Repeat, exactly and completely, the entries shown underneath.

--- Begin ---

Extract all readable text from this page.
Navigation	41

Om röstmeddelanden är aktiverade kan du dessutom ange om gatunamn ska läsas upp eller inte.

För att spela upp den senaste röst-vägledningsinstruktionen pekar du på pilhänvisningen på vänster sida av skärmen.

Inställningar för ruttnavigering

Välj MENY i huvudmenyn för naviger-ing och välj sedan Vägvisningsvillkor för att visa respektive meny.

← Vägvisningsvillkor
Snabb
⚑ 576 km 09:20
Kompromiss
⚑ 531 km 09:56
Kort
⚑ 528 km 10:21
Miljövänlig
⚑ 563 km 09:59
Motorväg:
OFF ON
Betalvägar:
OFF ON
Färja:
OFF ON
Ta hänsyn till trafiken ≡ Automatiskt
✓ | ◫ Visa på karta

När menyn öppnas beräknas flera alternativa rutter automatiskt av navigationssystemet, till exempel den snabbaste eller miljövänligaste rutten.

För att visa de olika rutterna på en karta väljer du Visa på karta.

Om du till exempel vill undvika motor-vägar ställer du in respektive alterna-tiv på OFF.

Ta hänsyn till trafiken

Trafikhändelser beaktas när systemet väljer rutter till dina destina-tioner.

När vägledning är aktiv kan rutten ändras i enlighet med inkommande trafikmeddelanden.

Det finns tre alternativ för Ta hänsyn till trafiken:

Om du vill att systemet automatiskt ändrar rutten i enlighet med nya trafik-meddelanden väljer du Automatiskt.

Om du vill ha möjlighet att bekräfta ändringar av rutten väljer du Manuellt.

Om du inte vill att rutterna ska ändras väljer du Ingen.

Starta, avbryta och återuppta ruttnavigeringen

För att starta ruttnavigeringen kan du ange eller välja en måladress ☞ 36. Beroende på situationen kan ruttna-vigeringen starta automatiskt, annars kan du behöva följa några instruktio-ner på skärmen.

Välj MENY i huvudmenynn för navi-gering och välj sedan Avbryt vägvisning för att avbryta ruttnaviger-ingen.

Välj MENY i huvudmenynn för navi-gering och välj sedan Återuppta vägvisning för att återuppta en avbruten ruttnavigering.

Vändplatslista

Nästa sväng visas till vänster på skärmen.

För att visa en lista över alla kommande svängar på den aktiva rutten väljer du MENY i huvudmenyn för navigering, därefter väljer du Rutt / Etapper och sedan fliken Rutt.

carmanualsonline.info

--- End ---

* Written answer *
Extract all readable text from this page.
Navigation	41

Om röstmeddelanden är aktiverade kan du dessutom ange om gatunamn ska läsas upp eller inte.

För att spela upp den senaste röst-vägledningsinstruktionen pekar du på pilhänvisningen på vänster sida av skärmen.

Inställningar för ruttnavigering

Välj MENY i huvudmenyn för naviger-ing och välj sedan Vägvisningsvillkor för att visa respektive meny.

← Vägvisningsvillkor
Snabb
⚑ 576 km 09:20
Kompromiss
⚑ 531 km 09:56
Kort
⚑ 528 km 10:21
Miljövänlig
⚑ 563 km 09:59
Motorväg:
OFF ON
Betalvägar:
OFF ON
Färja:
OFF ON
Ta hänsyn till trafiken ≡ Automatiskt
✓ | ◫ Visa på karta

När menyn öppnas beräknas flera alternativa rutter automatiskt av navigationssystemet, till exempel den snabbaste eller miljövänligaste rutten.

För att visa de olika rutterna på en karta väljer du Visa på karta.

Om du till exempel vill undvika motor-vägar ställer du in respektive alterna-tiv på OFF.

Ta hänsyn till trafiken

Trafikhändelser beaktas när systemet väljer rutter till dina destina-tioner.

När vägledning är aktiv kan rutten ändras i enlighet med inkommande trafikmeddelanden.

Det finns tre alternativ för Ta hänsyn till trafiken:

Om du vill att systemet automatiskt ändrar rutten i enlighet med nya trafik-meddelanden väljer du Automatiskt.

Om du vill ha möjlighet att bekräfta ändringar av rutten väljer du Manuellt.

Om du inte vill att rutterna ska ändras väljer du Ingen.

Starta, avbryta och återuppta ruttnavigeringen

För att starta ruttnavigeringen kan du ange eller välja en måladress ☞ 36. Beroende på situationen kan ruttna-vigeringen starta automatiskt, annars kan du behöva följa några instruktio-ner på skärmen.

Välj MENY i huvudmenynn för navi-gering och välj sedan Avbryt vägvisning för att avbryta ruttnaviger-ingen.

Välj MENY i huvudmenynn för navi-gering och välj sedan Återuppta vägvisning för att återuppta en avbruten ruttnavigering.

Vändplatslista

Nästa sväng visas till vänster på skärmen.

För att visa en lista över alla kommande svängar på den aktiva rutten väljer du MENY i huvudmenyn för navigering, därefter väljer du Rutt / Etapper och sedan fliken Rutt.

carmanualsonline.info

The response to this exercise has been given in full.